▶ _GIVEN INSTRUCTION 1_
Write out the part of the film review thread from "Nice review! I" up to and including "aging projector ...".
▶ _GIVEN INSTRUCTION 2_
Name every film title that the film review thread puts in quotation marks, each one once.
▶ _GIVEN INSTRUCTION 3_
Give the next part of the film review thread, starting right after its last line.

▶ _EXCERPTED PASSAGE_

This is a film that I wouldn't hesitate to recommend to people of all ages. There was a sense of maturity and sweetness to which adults can relate, and a sense of childlike wonder and frivolity that children will be able to watch without missing the story due to "adult" inside jokes. Many Chibli films I don't find appropriate for small children due to the scary images, e.g. films like "Princess Monnonoke" and "Spirited Away." However, "Arriety" is capable of being to shown to all age groups without fear. "Arriety" doesn't try to become more than what it is, but rather revels in its own simple storytelling. I would have to say that I went in with decent expectations and was very much blown away. "Arriety" is a 5 star flick in my opinion, and recommend that you go out and watch it as soon as possible. Whether it be for the children or for the children at heart, "Arriety" is a feel good movie for us all. 

*Recommendation: Buy It!​*


----------



## MUCHO (Aug 26, 2006)

Nice review! I have this one ready to go this evening for me and the kids to watch. 

Also - no artifacts anywhere? Very impressive. If I could only say the same about my aging projector ...


----------



## tonyvdb (Sep 5, 2007)

[Records from a data source]

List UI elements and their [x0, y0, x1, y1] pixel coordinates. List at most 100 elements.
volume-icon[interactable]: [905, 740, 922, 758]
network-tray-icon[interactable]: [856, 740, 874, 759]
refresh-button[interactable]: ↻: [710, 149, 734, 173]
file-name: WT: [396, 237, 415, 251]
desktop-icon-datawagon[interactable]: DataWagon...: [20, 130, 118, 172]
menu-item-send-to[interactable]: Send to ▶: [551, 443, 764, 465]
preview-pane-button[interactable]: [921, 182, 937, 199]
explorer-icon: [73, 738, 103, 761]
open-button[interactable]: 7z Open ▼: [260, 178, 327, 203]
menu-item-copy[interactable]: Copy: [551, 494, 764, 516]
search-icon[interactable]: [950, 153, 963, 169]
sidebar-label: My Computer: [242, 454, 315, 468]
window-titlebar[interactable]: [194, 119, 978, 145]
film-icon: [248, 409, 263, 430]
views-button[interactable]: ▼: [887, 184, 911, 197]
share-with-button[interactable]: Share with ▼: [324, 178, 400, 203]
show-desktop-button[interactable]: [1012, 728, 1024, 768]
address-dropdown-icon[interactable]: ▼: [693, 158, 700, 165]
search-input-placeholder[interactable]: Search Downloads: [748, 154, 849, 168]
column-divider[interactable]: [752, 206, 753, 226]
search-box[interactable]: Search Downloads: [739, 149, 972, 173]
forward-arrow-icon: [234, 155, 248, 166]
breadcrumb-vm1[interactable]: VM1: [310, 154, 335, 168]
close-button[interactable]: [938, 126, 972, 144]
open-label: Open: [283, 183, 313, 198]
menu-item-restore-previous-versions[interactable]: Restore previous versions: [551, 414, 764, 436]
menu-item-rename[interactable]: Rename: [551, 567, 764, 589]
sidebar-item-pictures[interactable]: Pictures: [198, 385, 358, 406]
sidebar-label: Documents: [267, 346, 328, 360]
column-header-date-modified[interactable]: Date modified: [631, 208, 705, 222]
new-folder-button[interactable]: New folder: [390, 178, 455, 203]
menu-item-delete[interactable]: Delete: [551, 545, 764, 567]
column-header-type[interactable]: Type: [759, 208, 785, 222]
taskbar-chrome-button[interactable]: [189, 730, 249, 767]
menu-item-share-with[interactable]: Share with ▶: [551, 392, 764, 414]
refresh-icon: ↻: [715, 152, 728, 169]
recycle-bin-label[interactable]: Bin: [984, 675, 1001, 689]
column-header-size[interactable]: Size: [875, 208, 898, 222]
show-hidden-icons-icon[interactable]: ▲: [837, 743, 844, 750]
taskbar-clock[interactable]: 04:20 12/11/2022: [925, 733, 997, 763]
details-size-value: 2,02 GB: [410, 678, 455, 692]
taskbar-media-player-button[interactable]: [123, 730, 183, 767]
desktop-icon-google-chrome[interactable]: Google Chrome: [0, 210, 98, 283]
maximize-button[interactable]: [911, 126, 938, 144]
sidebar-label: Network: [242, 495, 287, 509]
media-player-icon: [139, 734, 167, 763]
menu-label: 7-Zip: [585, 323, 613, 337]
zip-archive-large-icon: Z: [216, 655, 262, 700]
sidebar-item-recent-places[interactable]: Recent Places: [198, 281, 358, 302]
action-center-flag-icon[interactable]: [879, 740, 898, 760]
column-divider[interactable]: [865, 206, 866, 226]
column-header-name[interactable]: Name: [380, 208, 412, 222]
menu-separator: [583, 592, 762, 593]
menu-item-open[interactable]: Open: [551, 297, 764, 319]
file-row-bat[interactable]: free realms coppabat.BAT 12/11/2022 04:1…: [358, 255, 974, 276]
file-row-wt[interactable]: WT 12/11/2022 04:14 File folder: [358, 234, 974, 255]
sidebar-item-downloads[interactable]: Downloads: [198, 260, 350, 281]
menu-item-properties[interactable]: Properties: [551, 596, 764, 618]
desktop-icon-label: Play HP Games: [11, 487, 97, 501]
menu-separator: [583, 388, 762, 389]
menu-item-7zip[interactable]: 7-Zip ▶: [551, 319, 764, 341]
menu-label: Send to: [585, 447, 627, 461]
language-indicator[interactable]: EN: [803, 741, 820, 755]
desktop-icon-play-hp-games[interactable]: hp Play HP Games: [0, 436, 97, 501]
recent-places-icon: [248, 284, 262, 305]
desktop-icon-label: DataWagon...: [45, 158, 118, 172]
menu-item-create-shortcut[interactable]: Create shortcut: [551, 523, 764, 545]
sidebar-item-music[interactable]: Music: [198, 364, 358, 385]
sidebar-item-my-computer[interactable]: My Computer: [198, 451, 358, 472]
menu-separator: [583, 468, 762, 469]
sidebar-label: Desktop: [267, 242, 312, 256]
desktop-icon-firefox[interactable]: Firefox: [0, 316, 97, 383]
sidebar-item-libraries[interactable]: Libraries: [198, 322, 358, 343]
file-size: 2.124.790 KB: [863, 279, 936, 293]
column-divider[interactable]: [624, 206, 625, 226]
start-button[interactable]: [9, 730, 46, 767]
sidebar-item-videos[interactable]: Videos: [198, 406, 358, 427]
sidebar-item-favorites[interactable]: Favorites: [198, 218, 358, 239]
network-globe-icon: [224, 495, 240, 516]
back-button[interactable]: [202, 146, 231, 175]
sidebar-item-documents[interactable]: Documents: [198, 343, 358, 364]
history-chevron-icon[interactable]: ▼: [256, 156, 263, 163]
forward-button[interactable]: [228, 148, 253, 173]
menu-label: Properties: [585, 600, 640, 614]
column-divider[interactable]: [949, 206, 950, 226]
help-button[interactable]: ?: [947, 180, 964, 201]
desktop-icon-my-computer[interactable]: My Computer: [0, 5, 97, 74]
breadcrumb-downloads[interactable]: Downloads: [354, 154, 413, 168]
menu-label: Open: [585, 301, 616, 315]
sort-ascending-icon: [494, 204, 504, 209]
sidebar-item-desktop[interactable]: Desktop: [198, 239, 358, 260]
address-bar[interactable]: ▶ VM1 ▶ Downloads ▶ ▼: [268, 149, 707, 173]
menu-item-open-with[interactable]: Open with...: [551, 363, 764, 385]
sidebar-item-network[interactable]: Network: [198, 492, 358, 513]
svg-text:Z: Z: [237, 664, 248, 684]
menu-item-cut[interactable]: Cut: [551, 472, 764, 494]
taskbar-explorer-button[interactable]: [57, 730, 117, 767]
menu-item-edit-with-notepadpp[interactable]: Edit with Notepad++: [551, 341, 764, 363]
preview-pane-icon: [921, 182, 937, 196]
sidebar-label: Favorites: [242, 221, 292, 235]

▶ _WRITTEN ANSWER 1_
Nice review! I have this one ready to go this evening for me and the kids to watch. 

Also - no artifacts anywhere? Very impressive. If I could only say the same about my aging projector ...

▶ _WRITTEN ANSWER 2_
"Princess Monnonoke", "Spirited Away", "Arriety"

▶ _WRITTEN ANSWER 3_
I enjoyed this movie, my kids understood what was going on as well and had entertainment value for me as well. Im not so sure that I would have given it 5 stars for video quality however thats only because its more traditional animation and not what we are used to these days.


----------



## tripplej (Oct 23, 2011)

I am a big fan of studio Ghibli and I have all their dvds. My kids also enjoy their movies.

This one is particular we saw a few weeks back and it is a good movie. Great animation and the story is very good.

However, with that being stated, I thought the movie could have been better. Other movies within the Studio Ghibli line up I thought were better written and had better animation but this one is a good movie to keep in the collection.

Thanks for the review as well.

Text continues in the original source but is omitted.